READING PASSAGE ->
Setting Up Connections
Before we can start replicating data, we need to set up our source SQL Server and target BigQuery connections. Sling provides multiple ways to manage connections, including environment variables and the sling conns command.
SQL Server Connection
For SQL Server, you’ll need the following information:
- Server host and port
- Database name
- Username and password
- Additional connection parameters (if needed)
You can set up the SQL Server connection using environment variables:
# Set SQL Server connection using environment variables
export SQLSERVER="sqlserver://username:password@host:port/database?options"
Alternatively, use the sling conns set command:
# Set SQL Server connection using CLI
sling conns set sqlserver url="sqlserver://username:password@host:port/database?options"
BigQuery Connection
For BigQuery, you’ll need:
- Google Cloud project ID
- Service account credentials
- Dataset information
Set up the BigQuery connection:
# Set BigQuery connection using CLI
sling conns set BIGQUERY type=bigquery project=<project> dataset=<dataset> gc_bucket=<gc_bucket> key_file=/path/to/service.account.json location=<location>
Testing Connections
After setting up your connections, it’s important to verify they work correctly:
# Test SQL Server connection
sling conns test sqlserver
# Test BigQuery connection
sling conns test bigquery
You can also list available streams (tables) in your SQL Server database:
# List available tables in SQL Server
sling conns discover sqlserver
For more details about connection configuration, visit the environment documentation.
Creating the Replication Configuration
Sling uses YAML files to define replication configurations. Let’s create a configuration file called sqlserver_to_bigquery.yaml that will handle our data replication:
# Define source and target connections
source: sqlserver
target: bigquery
# Default settings for all streams
defaults:
target_options:
# Automatically add new columns if they appear in source
add_new_columns: true
# Automatically convert casing to snake
column_casing: snake
mode: full-refresh
# Define the streams to replicate
streams:
# Use wildcard to replicate all tables in the 'sales' schema
'sales.*':
object: 'mydataset.{stream_table}'
# Incremental replication with primary key
"sales.orders":
object: "mydataset.orders"
mode: incremental
primary_key: ["order_id"]
update_key: "last_modified_date"
# Replication with custom SQL query
"custom_orders":
object: "mydataset.filtered_orders"

DATA SECTION ->
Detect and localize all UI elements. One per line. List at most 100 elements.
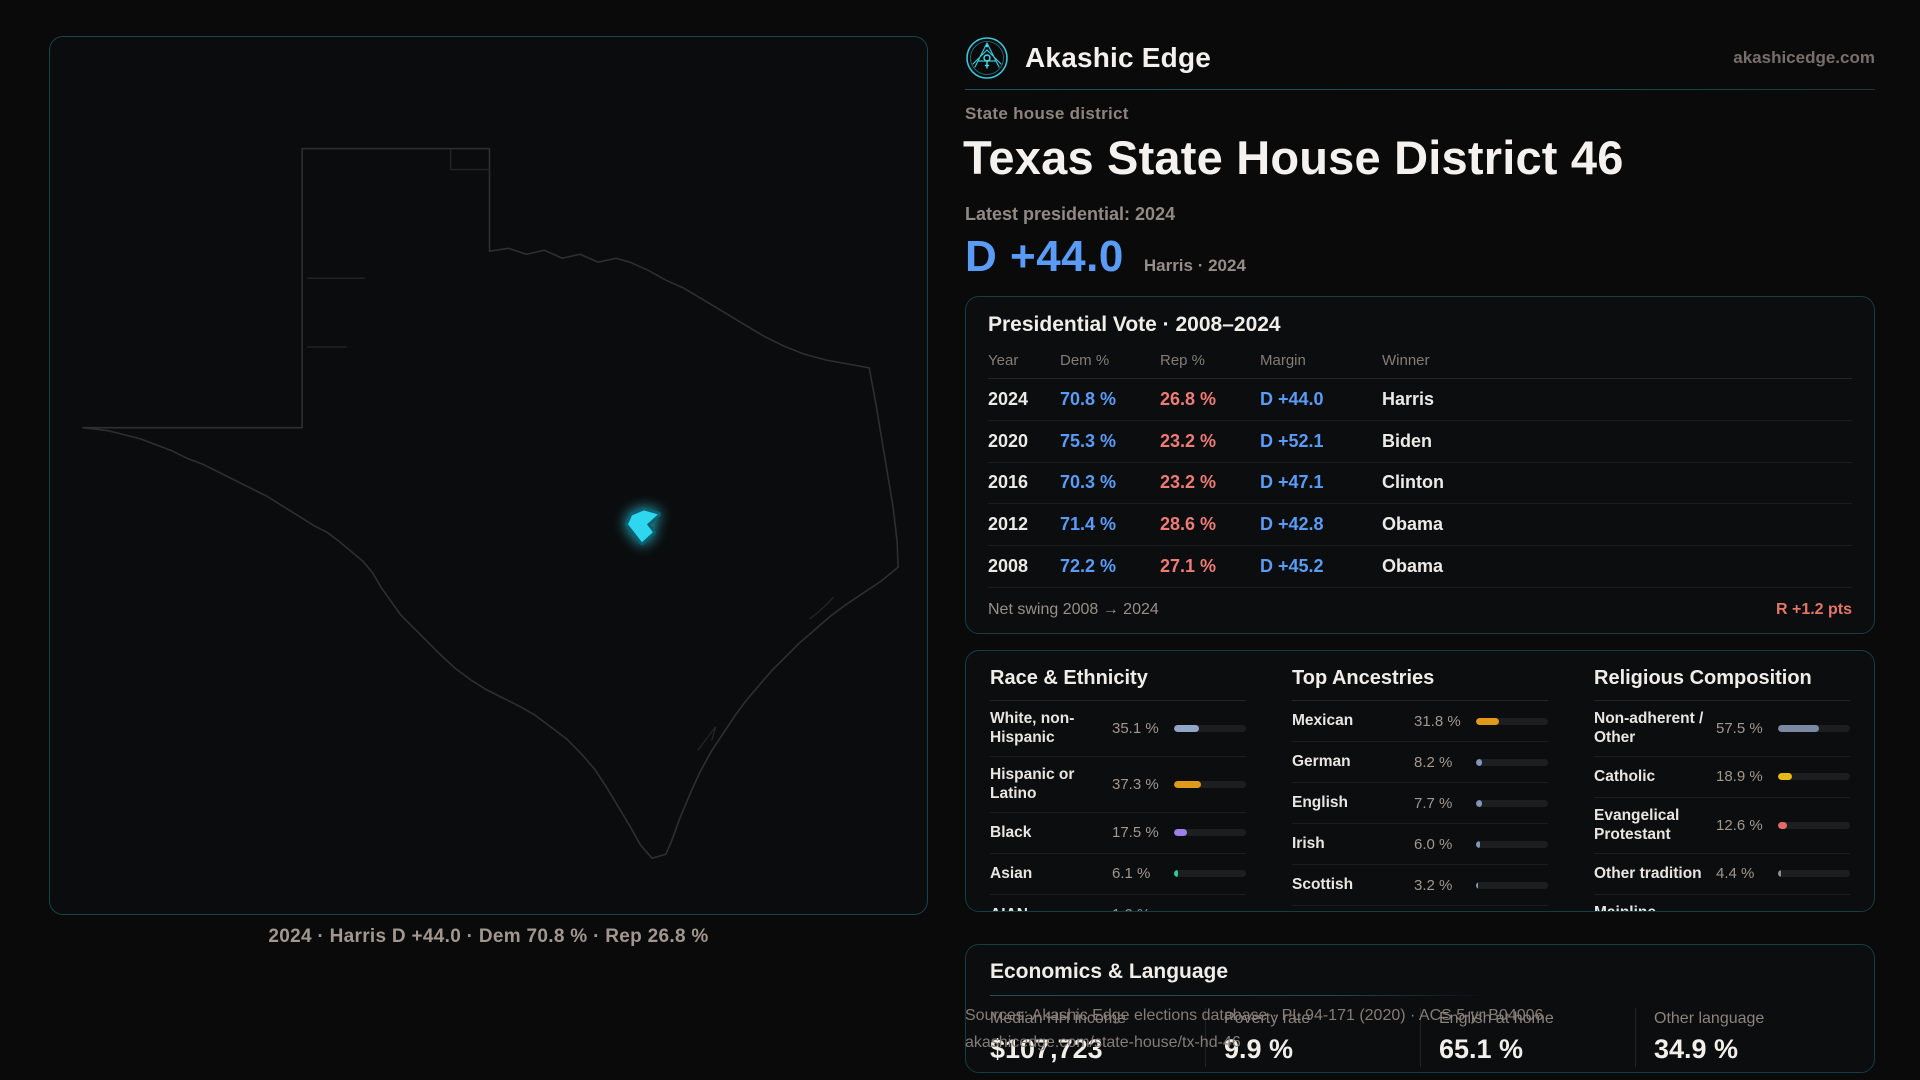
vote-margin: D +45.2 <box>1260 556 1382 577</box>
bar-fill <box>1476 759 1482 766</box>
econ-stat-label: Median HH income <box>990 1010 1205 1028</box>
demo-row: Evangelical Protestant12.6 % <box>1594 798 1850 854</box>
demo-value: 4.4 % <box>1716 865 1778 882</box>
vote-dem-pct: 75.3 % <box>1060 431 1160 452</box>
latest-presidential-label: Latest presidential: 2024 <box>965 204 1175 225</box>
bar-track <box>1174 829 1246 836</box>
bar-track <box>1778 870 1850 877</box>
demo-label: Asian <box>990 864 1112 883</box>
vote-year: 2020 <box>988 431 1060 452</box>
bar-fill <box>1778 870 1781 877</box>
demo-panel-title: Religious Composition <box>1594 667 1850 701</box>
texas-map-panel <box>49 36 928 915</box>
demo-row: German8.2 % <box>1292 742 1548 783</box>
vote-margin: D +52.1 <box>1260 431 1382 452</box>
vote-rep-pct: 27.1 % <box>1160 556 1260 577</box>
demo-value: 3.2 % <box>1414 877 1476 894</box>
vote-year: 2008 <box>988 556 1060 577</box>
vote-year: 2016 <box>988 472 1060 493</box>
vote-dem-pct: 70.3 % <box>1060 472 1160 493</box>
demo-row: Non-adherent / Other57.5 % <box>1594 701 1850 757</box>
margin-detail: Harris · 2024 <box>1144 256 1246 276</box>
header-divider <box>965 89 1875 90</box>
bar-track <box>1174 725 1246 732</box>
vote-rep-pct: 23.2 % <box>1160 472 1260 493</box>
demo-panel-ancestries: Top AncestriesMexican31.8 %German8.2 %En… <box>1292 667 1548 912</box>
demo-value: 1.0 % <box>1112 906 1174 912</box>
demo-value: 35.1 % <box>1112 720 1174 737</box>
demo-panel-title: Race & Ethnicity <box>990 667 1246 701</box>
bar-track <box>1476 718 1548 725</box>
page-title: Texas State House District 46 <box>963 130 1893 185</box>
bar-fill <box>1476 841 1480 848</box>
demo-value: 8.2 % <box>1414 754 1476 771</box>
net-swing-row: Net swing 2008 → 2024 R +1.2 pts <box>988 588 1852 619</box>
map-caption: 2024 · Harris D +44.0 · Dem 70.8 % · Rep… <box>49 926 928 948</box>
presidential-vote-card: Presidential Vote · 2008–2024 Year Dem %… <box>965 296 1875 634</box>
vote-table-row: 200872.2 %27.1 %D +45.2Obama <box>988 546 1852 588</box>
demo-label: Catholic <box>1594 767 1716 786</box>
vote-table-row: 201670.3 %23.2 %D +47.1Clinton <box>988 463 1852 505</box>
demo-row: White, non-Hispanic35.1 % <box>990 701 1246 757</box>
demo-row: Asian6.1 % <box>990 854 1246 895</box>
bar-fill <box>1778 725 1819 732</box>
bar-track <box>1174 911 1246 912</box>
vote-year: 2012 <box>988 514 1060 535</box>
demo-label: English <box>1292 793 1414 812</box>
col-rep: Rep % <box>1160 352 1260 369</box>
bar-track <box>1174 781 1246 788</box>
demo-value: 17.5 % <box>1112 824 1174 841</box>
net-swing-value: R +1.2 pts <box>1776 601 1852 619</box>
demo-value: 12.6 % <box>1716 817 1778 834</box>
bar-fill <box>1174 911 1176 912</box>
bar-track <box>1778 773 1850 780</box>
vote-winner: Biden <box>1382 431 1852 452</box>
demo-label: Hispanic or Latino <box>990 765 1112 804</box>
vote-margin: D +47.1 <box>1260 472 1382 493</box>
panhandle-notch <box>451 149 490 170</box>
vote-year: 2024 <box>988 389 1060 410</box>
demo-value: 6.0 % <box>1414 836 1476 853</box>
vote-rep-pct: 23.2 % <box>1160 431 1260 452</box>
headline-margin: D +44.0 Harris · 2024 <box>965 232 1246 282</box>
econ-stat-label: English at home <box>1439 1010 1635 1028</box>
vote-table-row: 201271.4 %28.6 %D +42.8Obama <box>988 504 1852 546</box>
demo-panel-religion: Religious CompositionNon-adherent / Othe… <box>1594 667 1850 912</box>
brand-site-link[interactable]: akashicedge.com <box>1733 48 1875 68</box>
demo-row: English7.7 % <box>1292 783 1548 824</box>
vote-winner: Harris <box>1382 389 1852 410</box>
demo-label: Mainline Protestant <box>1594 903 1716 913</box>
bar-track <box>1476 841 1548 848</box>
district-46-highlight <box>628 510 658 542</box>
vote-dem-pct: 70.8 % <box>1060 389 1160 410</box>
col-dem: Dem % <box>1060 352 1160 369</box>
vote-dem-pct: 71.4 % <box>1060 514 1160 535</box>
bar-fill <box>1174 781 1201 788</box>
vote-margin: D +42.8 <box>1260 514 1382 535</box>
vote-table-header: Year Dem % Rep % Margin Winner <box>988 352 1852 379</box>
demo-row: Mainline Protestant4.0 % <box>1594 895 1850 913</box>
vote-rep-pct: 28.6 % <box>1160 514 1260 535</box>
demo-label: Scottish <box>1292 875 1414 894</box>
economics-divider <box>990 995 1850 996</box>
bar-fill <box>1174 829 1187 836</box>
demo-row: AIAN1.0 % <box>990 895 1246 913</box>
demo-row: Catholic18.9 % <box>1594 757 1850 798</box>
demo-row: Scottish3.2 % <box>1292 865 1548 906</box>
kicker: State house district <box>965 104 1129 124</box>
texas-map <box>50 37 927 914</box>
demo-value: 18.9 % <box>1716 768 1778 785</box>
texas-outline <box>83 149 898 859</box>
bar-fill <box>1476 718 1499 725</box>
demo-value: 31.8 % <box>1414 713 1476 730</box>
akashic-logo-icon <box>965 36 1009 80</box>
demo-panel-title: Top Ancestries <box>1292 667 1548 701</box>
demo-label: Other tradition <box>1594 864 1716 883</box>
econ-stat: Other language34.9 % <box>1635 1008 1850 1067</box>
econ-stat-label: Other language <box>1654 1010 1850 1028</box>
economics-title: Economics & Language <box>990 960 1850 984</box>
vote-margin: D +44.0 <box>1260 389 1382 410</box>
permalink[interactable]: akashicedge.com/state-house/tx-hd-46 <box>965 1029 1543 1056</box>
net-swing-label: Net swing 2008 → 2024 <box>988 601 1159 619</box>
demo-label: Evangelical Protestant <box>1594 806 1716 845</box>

==

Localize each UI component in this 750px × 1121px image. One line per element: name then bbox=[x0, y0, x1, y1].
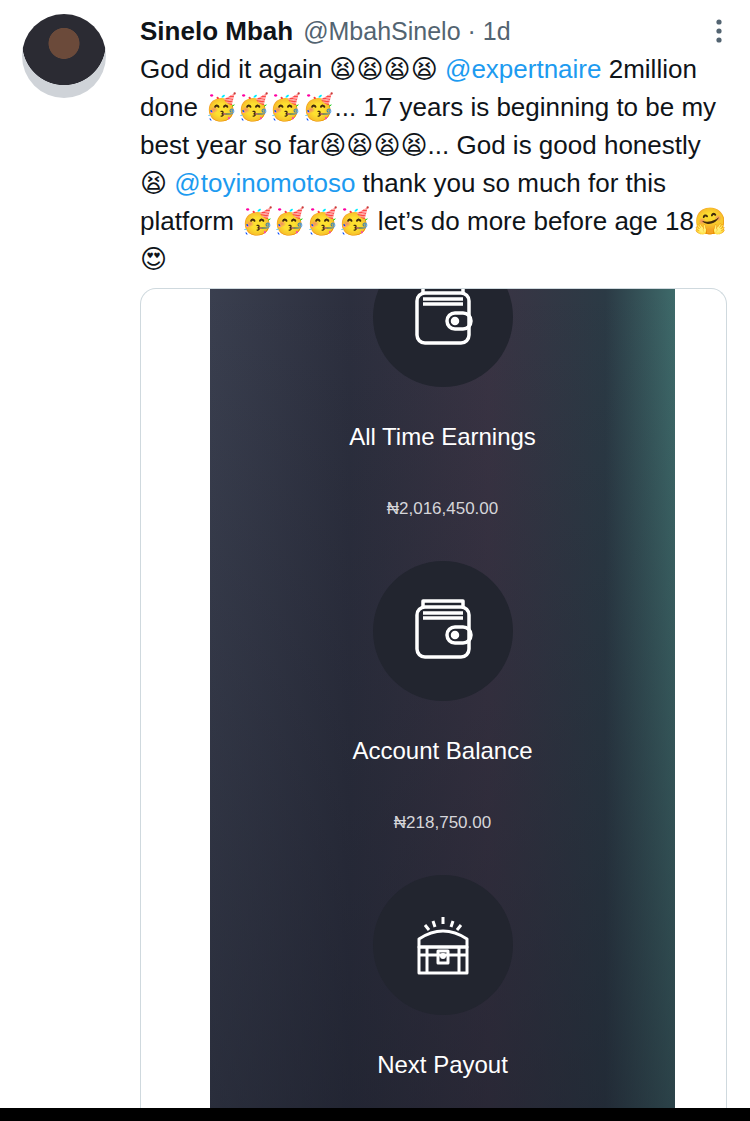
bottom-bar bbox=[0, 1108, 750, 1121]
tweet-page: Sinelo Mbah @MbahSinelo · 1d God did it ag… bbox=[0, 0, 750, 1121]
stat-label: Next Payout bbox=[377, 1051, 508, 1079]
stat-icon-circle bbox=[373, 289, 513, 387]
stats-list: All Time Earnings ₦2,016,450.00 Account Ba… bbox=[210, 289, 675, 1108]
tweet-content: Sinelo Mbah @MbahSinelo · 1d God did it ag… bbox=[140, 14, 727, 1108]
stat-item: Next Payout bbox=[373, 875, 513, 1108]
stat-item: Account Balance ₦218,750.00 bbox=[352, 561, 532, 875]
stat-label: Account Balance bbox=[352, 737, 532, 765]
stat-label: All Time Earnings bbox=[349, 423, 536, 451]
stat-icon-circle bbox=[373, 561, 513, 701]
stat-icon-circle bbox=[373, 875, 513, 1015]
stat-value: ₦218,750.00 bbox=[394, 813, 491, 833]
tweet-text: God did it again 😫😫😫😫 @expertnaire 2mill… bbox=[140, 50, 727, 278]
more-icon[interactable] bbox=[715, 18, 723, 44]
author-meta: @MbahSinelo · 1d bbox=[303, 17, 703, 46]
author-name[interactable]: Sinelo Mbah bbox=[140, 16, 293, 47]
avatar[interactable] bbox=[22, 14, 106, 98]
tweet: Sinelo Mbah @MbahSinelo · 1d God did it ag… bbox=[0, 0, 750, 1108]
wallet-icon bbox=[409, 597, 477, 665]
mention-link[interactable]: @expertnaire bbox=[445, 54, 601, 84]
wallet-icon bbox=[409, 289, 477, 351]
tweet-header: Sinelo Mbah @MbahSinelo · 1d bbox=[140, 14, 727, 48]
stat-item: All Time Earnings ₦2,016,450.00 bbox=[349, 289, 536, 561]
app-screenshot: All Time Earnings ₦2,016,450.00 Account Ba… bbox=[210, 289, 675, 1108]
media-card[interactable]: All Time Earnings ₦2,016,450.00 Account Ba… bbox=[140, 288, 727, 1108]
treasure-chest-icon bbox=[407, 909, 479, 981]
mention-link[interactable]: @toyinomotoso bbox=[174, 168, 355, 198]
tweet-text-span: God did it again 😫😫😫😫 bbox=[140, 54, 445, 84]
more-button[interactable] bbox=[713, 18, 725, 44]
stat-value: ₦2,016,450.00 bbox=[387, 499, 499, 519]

REQUIRED TASK A -> In the Sling connection guide, what file format does Sling use to define replication configurations?
REQUIRED TASK B -> List every piece of information that the Sling connection guide says you need for a SQL Server connection.
REQUIRED TASK C -> Repeat the part of the Sling connection guide starting at "Setting Up Connections" and ending at "sling conns command.".

FULL ANSWER A -> YAML files.

FULL ANSWER B ->
- Server host and port
- Database name
- Username and password
- Additional connection parameters (if needed)

FULL ANSWER C ->
Setting Up Connections
Before we can start replicating data, we need to set up our source SQL Server and target BigQuery connections. Sling provides multiple ways to manage connections, including environment variables and the sling conns command.